Your task
Of the lines listed below, how many contain the string "Cleopatræ"? Answer with the number alone.
>> START Data provided
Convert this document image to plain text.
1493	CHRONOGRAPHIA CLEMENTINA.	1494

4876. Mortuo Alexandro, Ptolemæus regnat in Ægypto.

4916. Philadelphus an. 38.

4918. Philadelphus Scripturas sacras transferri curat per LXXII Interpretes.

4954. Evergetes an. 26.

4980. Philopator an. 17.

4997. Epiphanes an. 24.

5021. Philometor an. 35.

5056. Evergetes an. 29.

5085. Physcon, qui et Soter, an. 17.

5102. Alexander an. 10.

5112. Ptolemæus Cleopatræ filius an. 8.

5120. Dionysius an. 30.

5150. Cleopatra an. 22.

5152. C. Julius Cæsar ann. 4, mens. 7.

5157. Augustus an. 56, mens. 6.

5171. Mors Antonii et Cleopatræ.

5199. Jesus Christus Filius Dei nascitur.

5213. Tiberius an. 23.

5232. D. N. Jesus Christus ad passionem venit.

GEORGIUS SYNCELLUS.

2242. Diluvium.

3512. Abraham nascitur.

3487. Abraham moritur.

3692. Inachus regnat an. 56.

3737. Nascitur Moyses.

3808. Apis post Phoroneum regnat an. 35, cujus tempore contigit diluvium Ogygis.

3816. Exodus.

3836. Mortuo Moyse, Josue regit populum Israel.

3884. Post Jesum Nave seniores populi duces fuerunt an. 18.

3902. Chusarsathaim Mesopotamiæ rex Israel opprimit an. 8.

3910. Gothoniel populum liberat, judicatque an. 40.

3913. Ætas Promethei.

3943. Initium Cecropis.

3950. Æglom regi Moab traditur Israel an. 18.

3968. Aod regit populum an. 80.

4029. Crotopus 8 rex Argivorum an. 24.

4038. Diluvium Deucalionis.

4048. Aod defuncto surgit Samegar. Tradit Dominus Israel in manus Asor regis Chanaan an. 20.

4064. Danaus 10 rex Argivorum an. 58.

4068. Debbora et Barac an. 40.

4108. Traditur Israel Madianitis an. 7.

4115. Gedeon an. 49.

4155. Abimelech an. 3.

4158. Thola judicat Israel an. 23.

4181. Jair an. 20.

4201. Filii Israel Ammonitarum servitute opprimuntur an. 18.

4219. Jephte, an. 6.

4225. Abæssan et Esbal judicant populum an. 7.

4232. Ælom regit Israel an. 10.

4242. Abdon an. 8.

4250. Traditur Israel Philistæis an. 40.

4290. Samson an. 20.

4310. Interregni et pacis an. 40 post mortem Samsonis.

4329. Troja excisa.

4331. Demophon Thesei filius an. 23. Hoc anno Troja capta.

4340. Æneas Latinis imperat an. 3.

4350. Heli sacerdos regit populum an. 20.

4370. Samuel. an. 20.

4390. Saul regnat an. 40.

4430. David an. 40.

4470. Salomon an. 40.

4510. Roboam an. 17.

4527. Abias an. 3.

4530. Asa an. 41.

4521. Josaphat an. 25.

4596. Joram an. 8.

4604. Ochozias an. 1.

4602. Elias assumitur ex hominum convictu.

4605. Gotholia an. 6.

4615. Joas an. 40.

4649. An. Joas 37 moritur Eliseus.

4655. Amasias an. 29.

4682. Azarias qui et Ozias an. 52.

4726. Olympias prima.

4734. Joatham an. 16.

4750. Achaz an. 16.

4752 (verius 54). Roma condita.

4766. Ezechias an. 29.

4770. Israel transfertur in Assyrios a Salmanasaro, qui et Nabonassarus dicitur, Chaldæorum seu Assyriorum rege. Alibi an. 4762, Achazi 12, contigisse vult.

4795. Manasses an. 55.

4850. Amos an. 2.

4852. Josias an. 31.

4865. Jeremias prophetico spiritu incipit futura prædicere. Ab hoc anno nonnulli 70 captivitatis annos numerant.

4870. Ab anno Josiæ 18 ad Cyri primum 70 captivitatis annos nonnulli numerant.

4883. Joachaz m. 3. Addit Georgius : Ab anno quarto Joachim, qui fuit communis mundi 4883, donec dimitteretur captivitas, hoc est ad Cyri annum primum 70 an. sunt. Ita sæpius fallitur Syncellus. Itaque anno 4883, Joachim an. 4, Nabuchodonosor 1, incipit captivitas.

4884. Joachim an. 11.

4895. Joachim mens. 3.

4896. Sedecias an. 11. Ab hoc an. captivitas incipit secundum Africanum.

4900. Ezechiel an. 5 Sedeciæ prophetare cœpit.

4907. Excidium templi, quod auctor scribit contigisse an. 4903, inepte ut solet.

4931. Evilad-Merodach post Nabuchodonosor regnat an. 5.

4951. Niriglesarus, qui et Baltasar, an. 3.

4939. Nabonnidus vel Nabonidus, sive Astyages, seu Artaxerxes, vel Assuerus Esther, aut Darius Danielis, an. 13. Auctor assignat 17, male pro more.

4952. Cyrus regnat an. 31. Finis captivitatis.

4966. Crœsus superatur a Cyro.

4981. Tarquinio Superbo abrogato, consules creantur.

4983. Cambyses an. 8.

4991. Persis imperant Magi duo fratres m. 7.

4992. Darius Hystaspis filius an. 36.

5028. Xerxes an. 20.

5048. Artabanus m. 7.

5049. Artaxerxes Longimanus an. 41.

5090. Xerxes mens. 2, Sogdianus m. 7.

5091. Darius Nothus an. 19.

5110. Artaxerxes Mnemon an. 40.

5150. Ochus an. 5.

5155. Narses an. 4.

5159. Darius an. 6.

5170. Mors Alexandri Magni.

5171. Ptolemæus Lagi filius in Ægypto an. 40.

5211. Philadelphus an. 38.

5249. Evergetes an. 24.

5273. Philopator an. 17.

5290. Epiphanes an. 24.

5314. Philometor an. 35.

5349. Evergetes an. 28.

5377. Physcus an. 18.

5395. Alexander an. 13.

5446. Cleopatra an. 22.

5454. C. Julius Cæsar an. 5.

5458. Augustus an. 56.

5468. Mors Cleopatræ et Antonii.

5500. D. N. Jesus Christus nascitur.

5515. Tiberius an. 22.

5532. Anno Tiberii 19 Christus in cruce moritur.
>> END Data provided
The result
3